— Begin MATERIAL SUPPLIED —
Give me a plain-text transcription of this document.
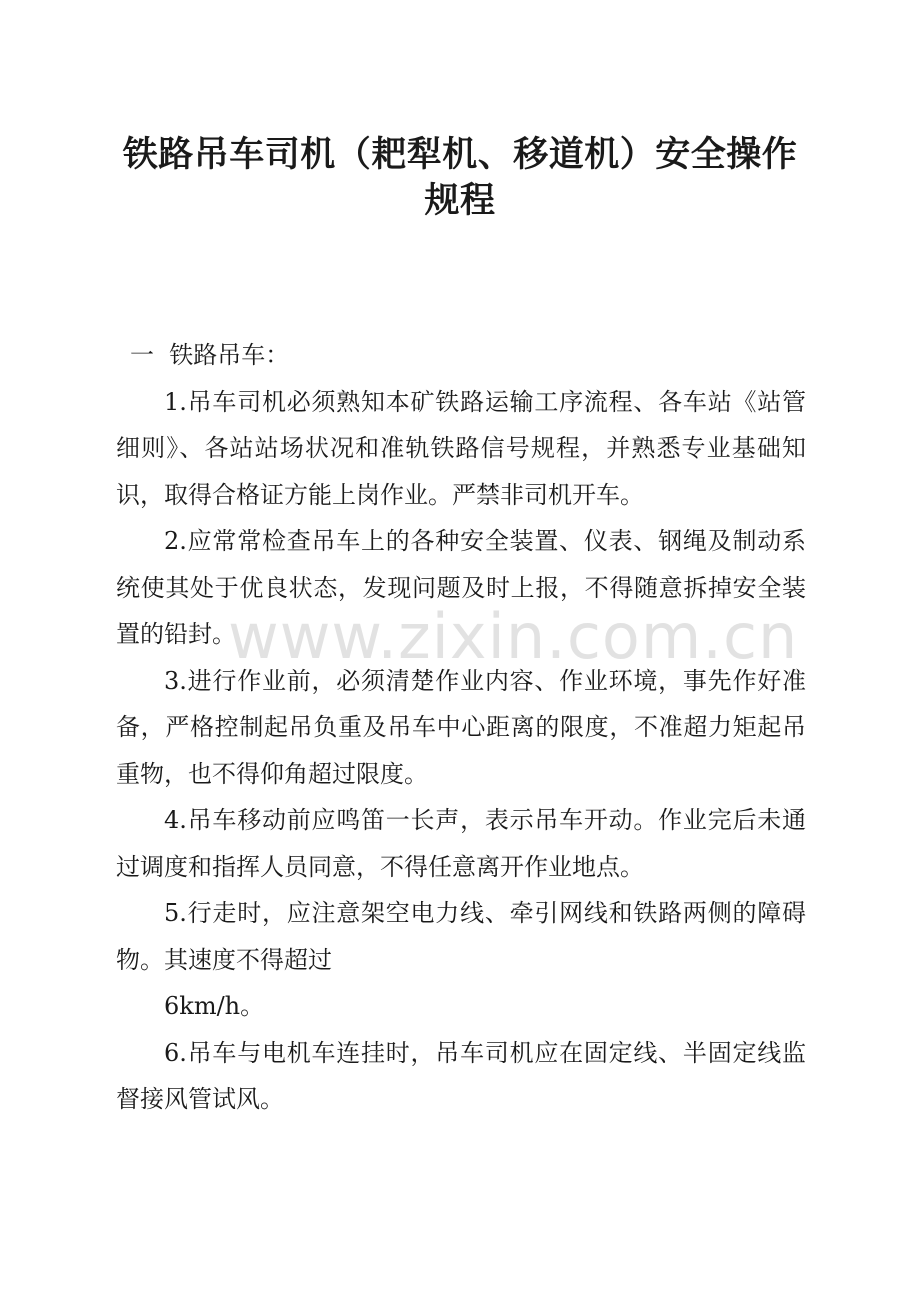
铁路吊车司机（耙犁机、移道机）安全操作规程

一  铁路吊车：

1.吊车司机必须熟知本矿铁路运输工序流程、各车站《站管细则》、各站站场状况和准轨铁路信号规程，并熟悉专业基础知识，取得合格证方能上岗作业。严禁非司机开车。

2.应常常检查吊车上的各种安全装置、仪表、钢绳及制动系统使其处于优良状态，发现问题及时上报，不得随意拆掉安全装置的铅封。

3.进行作业前，必须清楚作业内容、作业环境，事先作好准备，严格控制起吊负重及吊车中心距离的限度，不准超力矩起吊重物，也不得仰角超过限度。

4.吊车移动前应鸣笛一长声，表示吊车开动。作业完后未通过调度和指挥人员同意，不得任意离开作业地点。

5.行走时，应注意架空电力线、牵引网线和铁路两侧的障碍物。其速度不得超过

6km/h。

6.吊车与电机车连挂时，吊车司机应在固定线、半固定线监督接风管试风。

www.zixin.com.cn
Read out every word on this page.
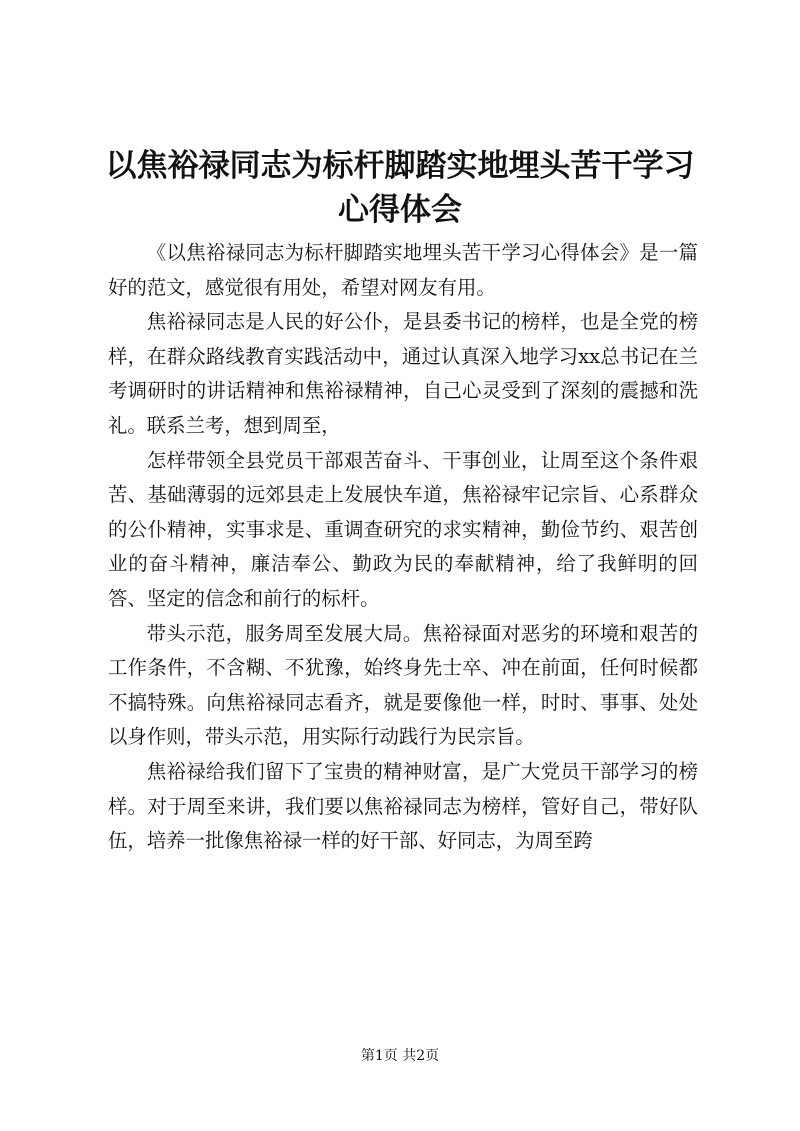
以焦裕禄同志为标杆脚踏实地埋头苦干学习心得体会

《以焦裕禄同志为标杆脚踏实地埋头苦干学习心得体会》是一篇好的范文，感觉很有用处，希望对网友有用。

焦裕禄同志是人民的好公仆，是县委书记的榜样，也是全党的榜样，在群众路线教育实践活动中，通过认真深入地学习xx总书记在兰考调研时的讲话精神和焦裕禄精神，自己心灵受到了深刻的震撼和洗礼。联系兰考，想到周至，

怎样带领全县党员干部艰苦奋斗、干事创业，让周至这个条件艰苦、基础薄弱的远郊县走上发展快车道，焦裕禄牢记宗旨、心系群众的公仆精神，实事求是、重调查研究的求实精神，勤俭节约、艰苦创业的奋斗精神，廉洁奉公、勤政为民的奉献精神，给了我鲜明的回答、坚定的信念和前行的标杆。

带头示范，服务周至发展大局。焦裕禄面对恶劣的环境和艰苦的工作条件，不含糊、不犹豫，始终身先士卒、冲在前面，任何时候都不搞特殊。向焦裕禄同志看齐，就是要像他一样，时时、事事、处处以身作则，带头示范，用实际行动践行为民宗旨。

焦裕禄给我们留下了宝贵的精神财富，是广大党员干部学习的榜样。对于周至来讲，我们要以焦裕禄同志为榜样，管好自己，带好队伍，培养一批像焦裕禄一样的好干部、好同志，为周至跨

第1页 共2页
— End MATERIAL SUPPLIED —
▶ TASK TO COMPLETE
Copy out each line that contains the word "以焦裕禄同志为标杆脚踏实地埋头苦干学习心得体会".

▶ OUTPUT OF THE EXERCISE
以焦裕禄同志为标杆脚踏实地埋头苦干学习心得体会
《以焦裕禄同志为标杆脚踏实地埋头苦干学习心得体会》是一篇好的范文，感觉很有用处，希望对网友有用。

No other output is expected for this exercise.